Record list =>
--*--

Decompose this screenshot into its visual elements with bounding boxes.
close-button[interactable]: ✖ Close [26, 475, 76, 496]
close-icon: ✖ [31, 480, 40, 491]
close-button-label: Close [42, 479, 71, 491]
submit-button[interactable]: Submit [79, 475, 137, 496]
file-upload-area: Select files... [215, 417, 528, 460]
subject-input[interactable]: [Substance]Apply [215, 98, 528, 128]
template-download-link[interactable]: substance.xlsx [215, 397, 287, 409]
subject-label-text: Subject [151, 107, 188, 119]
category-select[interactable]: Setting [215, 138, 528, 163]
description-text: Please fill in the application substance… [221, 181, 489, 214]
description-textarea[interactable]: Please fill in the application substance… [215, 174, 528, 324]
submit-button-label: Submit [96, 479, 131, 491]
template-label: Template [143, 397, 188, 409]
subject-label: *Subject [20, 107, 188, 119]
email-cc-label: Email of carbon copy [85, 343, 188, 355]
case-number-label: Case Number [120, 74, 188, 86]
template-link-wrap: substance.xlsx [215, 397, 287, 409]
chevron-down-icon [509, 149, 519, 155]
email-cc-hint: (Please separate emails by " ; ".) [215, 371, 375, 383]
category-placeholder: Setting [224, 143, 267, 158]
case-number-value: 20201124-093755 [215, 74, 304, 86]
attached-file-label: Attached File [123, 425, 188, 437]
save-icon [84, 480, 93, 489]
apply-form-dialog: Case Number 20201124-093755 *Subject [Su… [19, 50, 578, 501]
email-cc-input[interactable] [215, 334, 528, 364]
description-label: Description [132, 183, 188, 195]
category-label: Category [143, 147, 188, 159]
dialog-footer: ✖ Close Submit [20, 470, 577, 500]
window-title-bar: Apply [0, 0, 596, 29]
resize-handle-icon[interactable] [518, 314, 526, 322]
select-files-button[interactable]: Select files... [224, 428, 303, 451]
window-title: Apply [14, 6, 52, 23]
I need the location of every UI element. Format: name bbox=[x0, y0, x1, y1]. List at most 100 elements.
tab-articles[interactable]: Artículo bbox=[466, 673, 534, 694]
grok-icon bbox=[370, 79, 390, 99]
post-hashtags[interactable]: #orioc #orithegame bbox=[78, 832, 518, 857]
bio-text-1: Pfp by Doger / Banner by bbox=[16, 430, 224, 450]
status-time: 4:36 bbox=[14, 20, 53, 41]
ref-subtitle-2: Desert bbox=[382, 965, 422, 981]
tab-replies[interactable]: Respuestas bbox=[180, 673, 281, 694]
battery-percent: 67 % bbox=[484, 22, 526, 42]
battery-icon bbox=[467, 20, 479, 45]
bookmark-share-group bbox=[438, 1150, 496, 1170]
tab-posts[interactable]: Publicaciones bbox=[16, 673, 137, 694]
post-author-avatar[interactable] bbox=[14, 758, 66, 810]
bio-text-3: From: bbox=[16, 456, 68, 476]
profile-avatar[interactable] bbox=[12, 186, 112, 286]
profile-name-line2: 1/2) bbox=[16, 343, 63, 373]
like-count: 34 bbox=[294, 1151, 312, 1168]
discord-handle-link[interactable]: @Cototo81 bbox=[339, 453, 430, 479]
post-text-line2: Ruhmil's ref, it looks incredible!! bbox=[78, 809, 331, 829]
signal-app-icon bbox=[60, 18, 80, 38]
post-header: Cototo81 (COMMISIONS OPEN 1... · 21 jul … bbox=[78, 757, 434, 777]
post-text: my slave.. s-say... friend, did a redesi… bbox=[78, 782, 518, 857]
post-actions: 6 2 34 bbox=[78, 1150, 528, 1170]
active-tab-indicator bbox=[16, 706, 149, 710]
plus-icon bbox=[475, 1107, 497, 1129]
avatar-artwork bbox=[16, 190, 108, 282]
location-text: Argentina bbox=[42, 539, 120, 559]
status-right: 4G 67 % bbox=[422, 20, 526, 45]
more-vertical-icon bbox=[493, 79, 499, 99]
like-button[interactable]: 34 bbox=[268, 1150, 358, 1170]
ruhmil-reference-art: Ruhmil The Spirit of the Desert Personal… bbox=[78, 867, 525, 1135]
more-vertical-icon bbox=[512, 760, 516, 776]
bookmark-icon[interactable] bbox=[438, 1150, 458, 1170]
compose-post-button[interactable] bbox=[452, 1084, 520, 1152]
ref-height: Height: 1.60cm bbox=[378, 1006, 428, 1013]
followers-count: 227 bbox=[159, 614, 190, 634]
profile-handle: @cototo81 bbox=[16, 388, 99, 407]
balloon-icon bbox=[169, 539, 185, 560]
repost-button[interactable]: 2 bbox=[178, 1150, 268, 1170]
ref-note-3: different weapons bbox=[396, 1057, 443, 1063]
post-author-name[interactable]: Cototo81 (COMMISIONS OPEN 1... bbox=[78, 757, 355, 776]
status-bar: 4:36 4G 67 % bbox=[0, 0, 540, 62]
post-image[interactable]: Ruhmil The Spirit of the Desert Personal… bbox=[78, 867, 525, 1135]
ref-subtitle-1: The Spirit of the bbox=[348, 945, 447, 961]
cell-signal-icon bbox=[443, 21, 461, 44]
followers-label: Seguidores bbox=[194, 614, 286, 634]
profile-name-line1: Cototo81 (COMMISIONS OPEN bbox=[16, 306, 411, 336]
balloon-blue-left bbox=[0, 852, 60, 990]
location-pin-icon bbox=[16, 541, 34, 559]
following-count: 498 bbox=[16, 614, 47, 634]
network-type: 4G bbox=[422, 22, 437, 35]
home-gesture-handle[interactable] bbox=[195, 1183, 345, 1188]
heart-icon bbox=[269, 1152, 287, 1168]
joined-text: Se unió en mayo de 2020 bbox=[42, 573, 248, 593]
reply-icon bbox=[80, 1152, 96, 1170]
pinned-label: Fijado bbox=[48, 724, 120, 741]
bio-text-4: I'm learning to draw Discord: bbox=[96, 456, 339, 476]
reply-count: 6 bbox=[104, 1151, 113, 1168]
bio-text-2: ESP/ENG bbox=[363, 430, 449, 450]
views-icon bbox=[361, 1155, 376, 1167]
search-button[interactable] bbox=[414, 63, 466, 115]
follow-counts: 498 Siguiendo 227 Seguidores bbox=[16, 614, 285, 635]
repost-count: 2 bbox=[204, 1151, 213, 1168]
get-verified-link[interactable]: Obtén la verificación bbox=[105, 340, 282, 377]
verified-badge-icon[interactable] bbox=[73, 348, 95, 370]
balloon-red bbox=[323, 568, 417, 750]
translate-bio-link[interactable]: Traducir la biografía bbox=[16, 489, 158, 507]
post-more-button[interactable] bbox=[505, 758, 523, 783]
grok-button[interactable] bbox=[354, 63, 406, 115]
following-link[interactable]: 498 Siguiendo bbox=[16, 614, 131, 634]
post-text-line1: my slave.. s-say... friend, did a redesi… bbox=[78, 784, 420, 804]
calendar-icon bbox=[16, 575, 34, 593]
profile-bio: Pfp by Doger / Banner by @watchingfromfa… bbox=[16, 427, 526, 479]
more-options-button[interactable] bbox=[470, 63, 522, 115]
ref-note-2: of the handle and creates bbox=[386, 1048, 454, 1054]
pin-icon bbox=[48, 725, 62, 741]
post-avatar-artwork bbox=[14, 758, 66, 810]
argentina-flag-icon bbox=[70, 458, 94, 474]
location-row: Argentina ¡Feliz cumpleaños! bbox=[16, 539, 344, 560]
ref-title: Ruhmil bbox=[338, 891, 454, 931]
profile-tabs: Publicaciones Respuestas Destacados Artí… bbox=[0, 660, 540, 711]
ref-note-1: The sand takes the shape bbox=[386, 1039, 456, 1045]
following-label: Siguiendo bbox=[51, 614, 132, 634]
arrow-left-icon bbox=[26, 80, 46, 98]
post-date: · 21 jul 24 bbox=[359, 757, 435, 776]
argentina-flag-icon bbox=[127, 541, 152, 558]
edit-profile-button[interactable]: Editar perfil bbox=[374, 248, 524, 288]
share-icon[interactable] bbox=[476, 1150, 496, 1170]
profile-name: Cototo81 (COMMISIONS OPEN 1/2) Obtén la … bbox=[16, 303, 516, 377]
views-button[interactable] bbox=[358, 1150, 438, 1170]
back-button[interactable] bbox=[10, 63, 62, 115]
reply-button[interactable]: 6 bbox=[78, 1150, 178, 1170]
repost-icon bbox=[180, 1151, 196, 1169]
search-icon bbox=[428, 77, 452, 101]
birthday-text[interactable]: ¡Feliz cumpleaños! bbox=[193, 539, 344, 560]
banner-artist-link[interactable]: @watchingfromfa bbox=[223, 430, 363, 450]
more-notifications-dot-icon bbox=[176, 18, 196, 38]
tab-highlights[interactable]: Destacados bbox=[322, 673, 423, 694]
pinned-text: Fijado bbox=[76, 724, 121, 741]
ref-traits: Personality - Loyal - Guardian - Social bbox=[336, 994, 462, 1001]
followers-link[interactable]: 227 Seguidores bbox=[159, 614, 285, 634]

--*--

Job =>
How many lines of the material above contain the string "battery"? Case counts. Reply with the number only.

Finished task =>
2